Written request
Please pick out every line in the data below that contains the string "through" and copy each one.

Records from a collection
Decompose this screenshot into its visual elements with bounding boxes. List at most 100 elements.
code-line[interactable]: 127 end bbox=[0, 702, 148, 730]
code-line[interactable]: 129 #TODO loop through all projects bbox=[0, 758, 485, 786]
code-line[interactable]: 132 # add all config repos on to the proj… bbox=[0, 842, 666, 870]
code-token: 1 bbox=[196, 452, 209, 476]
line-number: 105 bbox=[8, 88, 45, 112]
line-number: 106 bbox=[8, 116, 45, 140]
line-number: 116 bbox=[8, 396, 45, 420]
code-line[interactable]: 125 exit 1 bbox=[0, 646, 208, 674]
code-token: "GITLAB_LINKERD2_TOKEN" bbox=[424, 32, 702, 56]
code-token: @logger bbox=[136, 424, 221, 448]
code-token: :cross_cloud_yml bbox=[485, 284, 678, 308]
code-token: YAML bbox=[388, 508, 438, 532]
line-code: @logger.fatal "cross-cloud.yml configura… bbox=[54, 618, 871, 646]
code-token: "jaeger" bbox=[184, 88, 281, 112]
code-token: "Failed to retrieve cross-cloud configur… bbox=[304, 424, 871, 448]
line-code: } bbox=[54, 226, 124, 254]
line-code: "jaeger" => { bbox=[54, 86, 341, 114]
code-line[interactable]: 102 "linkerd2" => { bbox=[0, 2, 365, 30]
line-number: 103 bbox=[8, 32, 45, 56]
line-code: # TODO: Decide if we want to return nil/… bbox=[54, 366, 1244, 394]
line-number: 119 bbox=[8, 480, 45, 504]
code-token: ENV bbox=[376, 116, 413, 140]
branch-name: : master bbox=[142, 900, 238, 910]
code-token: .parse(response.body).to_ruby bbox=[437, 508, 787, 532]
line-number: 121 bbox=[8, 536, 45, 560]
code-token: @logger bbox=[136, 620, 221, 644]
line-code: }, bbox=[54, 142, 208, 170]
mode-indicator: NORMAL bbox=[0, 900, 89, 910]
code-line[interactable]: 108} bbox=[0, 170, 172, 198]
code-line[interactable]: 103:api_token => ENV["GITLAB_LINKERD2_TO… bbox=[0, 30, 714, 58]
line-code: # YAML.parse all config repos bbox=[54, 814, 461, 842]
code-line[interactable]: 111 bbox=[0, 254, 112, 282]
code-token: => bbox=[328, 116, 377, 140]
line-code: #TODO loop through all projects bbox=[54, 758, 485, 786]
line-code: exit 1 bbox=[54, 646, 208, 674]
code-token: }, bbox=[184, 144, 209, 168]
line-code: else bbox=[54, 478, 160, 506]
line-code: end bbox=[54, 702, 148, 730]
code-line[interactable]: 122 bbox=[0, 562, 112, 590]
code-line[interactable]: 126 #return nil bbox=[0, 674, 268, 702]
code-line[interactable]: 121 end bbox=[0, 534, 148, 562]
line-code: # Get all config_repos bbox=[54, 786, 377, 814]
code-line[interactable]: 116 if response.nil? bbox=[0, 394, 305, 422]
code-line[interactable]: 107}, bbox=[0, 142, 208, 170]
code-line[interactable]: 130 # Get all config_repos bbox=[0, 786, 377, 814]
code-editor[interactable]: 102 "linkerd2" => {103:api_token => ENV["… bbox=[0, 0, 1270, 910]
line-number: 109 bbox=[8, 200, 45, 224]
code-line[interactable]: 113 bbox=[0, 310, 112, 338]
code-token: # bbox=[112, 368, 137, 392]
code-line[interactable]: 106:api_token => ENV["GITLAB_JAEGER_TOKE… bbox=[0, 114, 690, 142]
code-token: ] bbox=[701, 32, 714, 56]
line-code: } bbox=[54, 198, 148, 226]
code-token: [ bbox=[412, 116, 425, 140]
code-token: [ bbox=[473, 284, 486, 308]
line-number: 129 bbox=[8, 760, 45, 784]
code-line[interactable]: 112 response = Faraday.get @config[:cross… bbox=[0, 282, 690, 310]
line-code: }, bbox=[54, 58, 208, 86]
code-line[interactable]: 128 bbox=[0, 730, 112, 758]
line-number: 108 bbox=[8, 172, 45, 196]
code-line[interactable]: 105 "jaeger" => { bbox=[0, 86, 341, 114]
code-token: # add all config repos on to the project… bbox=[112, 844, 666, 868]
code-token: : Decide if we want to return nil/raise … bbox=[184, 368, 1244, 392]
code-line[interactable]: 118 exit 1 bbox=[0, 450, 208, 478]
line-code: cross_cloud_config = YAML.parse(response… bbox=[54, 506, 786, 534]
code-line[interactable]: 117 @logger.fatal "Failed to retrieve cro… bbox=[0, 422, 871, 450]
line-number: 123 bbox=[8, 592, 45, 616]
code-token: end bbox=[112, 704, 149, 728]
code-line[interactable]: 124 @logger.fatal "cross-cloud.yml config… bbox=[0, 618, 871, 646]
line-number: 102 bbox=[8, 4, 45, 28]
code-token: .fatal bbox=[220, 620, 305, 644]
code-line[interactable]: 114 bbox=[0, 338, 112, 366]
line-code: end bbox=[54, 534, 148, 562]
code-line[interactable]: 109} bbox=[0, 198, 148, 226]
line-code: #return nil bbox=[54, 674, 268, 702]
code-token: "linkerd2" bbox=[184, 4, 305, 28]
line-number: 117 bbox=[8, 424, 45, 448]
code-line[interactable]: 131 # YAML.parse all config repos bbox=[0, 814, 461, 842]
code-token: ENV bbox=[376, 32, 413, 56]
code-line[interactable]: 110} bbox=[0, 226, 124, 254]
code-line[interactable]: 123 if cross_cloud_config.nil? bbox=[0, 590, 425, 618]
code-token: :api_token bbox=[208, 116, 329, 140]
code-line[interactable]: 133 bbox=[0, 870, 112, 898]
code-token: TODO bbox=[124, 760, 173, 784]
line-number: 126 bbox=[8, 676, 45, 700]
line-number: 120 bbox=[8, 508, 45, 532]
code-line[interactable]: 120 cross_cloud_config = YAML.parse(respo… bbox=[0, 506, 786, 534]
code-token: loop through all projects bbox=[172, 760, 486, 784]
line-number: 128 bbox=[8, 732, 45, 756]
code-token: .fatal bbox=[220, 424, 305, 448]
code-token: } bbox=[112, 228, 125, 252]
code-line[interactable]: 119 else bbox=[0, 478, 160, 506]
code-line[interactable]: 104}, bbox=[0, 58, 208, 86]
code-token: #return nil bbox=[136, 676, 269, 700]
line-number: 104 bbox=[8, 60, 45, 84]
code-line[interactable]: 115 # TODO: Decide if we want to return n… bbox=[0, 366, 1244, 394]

...

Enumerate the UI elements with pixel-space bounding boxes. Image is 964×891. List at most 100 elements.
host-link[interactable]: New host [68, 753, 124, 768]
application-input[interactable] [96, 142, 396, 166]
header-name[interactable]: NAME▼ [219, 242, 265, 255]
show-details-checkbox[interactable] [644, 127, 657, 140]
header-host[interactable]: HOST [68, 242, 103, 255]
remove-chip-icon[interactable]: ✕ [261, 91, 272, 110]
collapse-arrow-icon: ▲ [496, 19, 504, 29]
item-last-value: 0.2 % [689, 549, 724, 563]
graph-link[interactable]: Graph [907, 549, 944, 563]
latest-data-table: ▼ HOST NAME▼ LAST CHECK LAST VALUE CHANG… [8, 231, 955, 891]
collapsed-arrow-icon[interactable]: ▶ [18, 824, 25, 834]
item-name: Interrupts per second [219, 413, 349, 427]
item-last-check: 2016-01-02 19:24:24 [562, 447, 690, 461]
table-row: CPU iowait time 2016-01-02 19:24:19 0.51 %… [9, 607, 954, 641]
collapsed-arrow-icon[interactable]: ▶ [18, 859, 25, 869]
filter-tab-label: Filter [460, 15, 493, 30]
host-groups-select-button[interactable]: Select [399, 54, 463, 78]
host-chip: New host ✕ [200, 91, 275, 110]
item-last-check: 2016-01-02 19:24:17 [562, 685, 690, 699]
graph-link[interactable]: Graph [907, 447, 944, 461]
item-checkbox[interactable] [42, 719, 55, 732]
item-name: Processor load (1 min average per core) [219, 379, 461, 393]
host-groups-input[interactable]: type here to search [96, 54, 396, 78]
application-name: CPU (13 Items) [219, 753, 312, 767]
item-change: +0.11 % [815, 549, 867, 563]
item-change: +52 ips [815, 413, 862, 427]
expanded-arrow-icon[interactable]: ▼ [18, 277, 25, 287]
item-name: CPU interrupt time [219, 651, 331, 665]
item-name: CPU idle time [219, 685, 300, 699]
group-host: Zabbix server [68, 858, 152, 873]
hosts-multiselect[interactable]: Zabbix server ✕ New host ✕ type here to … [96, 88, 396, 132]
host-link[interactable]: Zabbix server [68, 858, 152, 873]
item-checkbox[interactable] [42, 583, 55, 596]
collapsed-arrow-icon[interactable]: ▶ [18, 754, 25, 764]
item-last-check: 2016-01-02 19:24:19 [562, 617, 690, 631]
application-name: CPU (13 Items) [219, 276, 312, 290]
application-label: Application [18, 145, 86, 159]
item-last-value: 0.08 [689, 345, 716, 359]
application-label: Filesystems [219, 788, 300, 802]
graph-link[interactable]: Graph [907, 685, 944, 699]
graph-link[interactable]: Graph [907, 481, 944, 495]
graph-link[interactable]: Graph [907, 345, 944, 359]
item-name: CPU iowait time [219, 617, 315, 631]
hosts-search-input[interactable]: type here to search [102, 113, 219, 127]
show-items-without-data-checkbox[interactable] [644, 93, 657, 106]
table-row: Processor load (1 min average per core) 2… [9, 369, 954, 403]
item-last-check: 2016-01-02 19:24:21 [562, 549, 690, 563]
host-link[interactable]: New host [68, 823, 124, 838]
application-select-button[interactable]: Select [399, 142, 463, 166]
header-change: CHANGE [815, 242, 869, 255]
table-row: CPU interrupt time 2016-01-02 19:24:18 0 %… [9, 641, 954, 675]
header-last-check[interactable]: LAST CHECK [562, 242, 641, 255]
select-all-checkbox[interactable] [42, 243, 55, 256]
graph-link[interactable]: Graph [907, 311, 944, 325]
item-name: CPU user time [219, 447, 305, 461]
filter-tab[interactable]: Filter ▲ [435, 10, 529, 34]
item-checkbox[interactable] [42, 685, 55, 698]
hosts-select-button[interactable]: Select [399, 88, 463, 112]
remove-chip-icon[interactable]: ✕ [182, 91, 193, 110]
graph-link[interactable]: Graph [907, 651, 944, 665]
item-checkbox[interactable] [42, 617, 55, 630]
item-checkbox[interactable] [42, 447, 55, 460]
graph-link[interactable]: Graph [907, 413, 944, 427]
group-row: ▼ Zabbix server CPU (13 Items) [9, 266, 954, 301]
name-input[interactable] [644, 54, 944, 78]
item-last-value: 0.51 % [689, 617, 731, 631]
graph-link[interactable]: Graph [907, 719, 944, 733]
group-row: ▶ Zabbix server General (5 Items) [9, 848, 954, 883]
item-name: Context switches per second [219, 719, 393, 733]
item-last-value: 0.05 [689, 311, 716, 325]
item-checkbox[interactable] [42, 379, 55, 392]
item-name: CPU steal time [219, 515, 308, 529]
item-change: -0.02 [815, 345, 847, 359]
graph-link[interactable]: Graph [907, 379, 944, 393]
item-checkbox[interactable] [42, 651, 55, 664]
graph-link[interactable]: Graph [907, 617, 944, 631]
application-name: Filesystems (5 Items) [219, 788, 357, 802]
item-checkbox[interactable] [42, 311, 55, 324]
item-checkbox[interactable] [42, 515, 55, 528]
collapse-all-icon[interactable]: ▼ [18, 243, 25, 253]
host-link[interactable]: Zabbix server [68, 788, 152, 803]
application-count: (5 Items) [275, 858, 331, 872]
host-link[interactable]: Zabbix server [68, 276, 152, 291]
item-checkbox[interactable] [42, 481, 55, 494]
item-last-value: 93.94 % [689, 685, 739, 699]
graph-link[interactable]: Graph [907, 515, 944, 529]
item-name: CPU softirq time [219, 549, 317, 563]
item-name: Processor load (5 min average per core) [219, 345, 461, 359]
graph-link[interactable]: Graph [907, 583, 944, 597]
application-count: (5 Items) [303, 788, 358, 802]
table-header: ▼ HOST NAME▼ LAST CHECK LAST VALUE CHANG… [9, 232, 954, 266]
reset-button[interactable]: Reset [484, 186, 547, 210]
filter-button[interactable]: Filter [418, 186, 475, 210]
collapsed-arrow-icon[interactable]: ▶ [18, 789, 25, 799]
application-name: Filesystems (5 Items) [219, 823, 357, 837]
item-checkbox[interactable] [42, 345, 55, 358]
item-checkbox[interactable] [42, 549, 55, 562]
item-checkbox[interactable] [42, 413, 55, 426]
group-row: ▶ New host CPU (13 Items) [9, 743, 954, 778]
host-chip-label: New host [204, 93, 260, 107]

Exercise answer
code-line[interactable]: 129 #TODO loop through all projects bbox=[0, 758, 485, 786]
line-code: #TODO loop through all projects bbox=[54, 758, 485, 786]
code-token: loop through all projects bbox=[172, 760, 486, 784]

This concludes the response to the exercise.